** begin Extracted information **
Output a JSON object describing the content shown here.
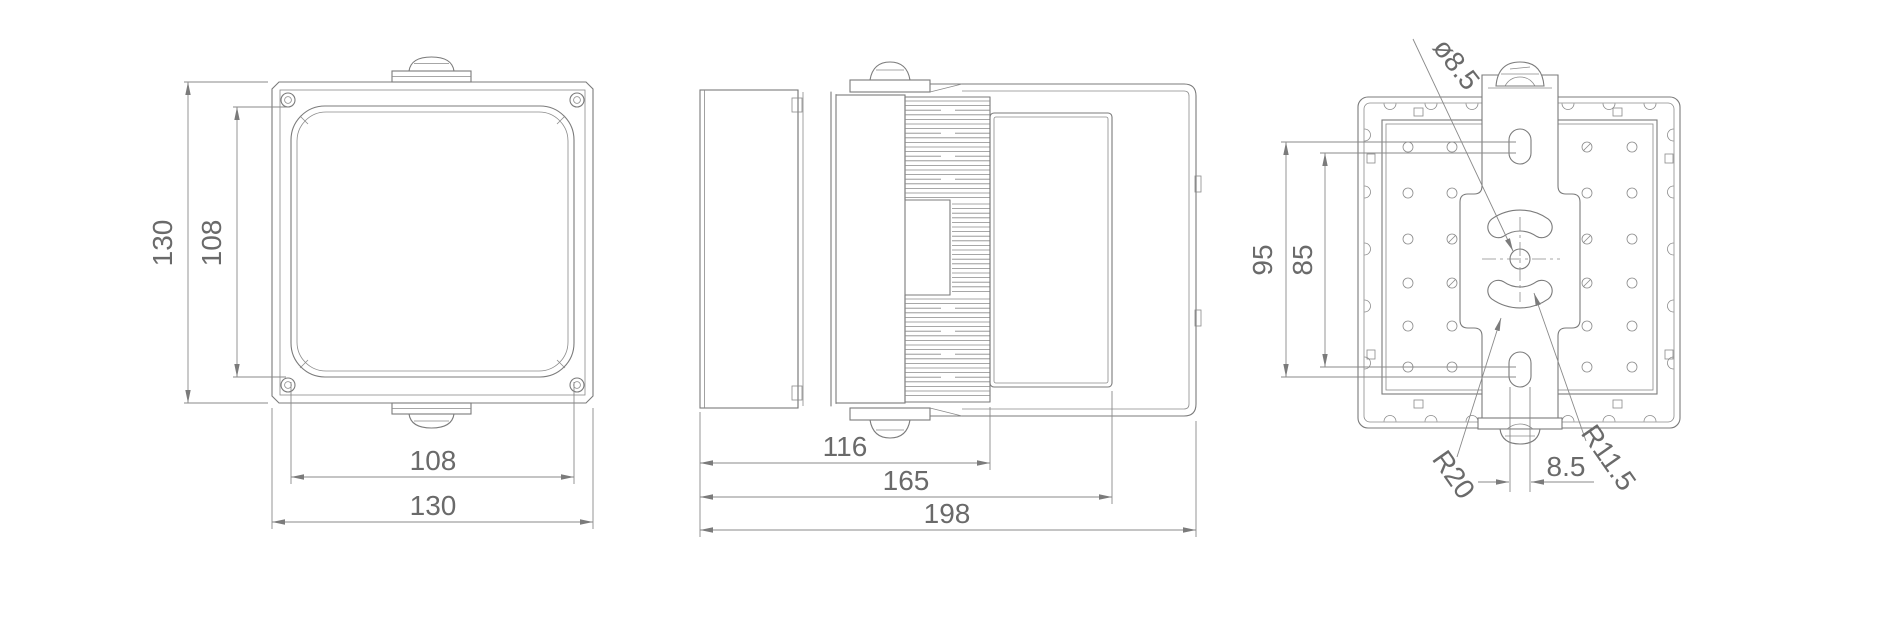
{
  "drawing": {
    "kind": "technical-orthographic-drawing",
    "line_color": "#7b7b7b",
    "text_color": "#6a6a6a",
    "background": "#ffffff",
    "views": {
      "front": {
        "dimensions": {
          "height_outer": "130",
          "height_inner": "108",
          "width_inner": "108",
          "width_outer": "130"
        }
      },
      "side": {
        "dimensions": {
          "depth_front": "116",
          "depth_mid": "165",
          "depth_overall": "198"
        }
      },
      "back": {
        "dimensions": {
          "hole_diameter": "ø8.5",
          "pitch_outer": "95",
          "pitch_inner": "85",
          "slot_width": "8.5",
          "radius_outer": "R20",
          "radius_inner": "R11.5"
        }
      }
    }
  }
}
** end Extracted information **
▸ Requirements:
Could you repeat all of the material exactly? Pictures should not be copied.

▸ The answer:
Output a JSON object describing the content shown here.
{
  "drawing": {
    "kind": "technical-orthographic-drawing",
    "line_color": "#7b7b7b",
    "text_color": "#6a6a6a",
    "background": "#ffffff",
    "views": {
      "front": {
        "dimensions": {
          "height_outer": "130",
          "height_inner": "108",
          "width_inner": "108",
          "width_outer": "130"
        }
      },
      "side": {
        "dimensions": {
          "depth_front": "116",
          "depth_mid": "165",
          "depth_overall": "198"
        }
      },
      "back": {
        "dimensions": {
          "hole_diameter": "ø8.5",
          "pitch_outer": "95",
          "pitch_inner": "85",
          "slot_width": "8.5",
          "radius_outer": "R20",
          "radius_inner": "R11.5"
        }
      }
    }
  }
}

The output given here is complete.